■ Problem statement:
Pick up the passage about Slobodchikoff's work on translating animal sounds and continue writing it from its last sentence.

■ Passage provided:

Slobodchikoff has developed a tool that converts the chirps and barks of a prairie dog into a language humans can understand. He hopes to do the same for the domesticated animals in our lives.
“I thought, if we can do this with prairie dogs, we can certainly do it with dogs and cats,” said Slobodchikoff, who is the author of “Chasing Doctor Dolittle: Learning the Language of Animals." His company, Zoolingua, is collecting thousands of videos of dogs making various sounds and body movements to teach an AI algorithm about these communication signals. The algorithm will incorporate other scientific research that uses careful experiments rather than guesswork to decipher the meaning of the vocalizations.
Zoolingua is on track to make an AI translator to ease animal-human communications within the decade. Slobodchikoff’s goal is to create a device that dog owners can use to understand their pets. Pet behavior problems would be easier to solve. Farmers could also use such a program to detect illness in their livestock. In animals with minimal vocalizations, such as sheep, facial expressions could be used to create a translator.

■ Excerpted data:
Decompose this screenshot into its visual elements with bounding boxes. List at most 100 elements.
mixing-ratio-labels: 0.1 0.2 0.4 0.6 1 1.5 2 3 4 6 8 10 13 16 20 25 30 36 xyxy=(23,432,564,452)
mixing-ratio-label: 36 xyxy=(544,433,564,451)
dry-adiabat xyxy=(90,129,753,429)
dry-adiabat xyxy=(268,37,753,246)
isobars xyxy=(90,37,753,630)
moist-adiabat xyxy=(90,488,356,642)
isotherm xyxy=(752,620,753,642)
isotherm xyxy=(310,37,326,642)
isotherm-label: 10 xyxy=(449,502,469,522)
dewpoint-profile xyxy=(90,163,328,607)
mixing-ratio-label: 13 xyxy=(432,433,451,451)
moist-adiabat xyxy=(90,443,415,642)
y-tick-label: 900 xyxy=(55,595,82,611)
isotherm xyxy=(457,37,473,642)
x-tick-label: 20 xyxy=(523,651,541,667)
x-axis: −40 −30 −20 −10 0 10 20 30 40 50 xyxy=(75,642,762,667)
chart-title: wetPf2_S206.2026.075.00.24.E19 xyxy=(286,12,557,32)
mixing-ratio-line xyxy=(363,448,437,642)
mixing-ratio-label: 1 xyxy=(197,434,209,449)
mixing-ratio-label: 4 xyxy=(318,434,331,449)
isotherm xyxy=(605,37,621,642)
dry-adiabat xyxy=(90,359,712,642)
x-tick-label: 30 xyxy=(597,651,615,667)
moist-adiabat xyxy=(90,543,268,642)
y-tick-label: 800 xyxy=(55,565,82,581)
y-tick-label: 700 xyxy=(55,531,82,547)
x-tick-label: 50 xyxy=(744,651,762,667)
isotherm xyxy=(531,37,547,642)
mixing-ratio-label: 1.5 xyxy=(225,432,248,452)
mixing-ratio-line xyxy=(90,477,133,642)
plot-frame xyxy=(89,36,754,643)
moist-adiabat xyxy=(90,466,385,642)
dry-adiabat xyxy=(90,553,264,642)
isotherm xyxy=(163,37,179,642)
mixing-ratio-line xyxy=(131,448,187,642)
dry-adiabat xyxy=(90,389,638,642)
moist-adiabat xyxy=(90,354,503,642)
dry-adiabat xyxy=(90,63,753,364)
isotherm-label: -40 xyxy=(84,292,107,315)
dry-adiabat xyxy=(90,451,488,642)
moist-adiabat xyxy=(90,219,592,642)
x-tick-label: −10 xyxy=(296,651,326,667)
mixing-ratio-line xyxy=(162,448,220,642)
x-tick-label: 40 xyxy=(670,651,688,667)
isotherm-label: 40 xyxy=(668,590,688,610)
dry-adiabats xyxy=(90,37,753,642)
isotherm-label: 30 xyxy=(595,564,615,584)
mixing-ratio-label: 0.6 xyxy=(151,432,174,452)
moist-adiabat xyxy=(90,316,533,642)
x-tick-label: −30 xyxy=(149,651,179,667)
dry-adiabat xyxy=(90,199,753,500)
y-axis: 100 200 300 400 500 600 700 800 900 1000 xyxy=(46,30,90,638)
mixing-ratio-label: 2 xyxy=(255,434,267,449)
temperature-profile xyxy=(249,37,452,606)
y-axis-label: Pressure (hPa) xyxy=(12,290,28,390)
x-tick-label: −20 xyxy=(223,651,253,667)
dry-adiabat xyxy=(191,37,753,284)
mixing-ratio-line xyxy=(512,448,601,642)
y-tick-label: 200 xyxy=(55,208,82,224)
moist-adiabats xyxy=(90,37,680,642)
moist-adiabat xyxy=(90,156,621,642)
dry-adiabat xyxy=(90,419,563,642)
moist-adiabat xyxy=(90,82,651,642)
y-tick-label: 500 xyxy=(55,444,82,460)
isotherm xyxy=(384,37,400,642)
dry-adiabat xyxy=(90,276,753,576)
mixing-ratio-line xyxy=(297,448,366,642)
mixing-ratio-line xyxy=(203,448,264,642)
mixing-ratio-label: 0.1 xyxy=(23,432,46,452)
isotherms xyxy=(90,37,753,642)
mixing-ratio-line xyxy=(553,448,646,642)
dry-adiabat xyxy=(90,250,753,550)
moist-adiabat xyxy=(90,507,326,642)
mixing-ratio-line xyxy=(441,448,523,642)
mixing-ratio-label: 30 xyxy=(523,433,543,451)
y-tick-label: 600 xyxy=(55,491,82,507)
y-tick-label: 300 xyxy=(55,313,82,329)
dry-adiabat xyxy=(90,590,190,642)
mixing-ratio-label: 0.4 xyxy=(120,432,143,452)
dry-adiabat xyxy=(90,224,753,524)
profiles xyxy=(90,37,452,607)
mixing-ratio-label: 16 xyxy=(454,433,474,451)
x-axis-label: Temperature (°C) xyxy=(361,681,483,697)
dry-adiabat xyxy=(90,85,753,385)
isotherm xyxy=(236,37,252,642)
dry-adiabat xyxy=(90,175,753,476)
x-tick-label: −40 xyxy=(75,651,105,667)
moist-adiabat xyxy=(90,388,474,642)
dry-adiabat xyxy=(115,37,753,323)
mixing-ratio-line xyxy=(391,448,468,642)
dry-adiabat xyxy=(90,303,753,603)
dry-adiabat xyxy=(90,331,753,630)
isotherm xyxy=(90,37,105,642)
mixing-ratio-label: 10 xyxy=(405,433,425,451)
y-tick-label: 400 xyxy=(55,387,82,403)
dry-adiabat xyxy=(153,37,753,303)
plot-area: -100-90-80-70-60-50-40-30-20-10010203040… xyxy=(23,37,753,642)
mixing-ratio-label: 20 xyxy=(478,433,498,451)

■ Output below:
“Farmers find it difficult to recognize pain in the sheep,” said Dr. Krista McLennan, a lecturer in animal behavior at the University of Chester in England. McLennan developed a scale for estimating pain levels based on the animals’ facial expressions, including retracted lips and folded ears. Unfortunately, it turned out that people could not be trained to use the scale accurately. But a computer could. Dr. Peter Robinson, a University of Cambridge professor, created an AI algorithm based on hundreds of photos of sheep in pain and in good health. The computer learned to accurately interpret the sheep’s facial expressions.
“We are looking at pain because that’s the most significant in terms of welfare,” McLennan said. “But there's nothing stopping us from looking at other emotions as well. What does a happy sheep look like? What does a sad sheep look like?”
Of course, in the world of livestock husbandry, sentiment may not be an advantage. That is, we may not want to know what animals are really feeling. As for the animals we live with, however, better understanding could lead to better behavior—for both human and animal.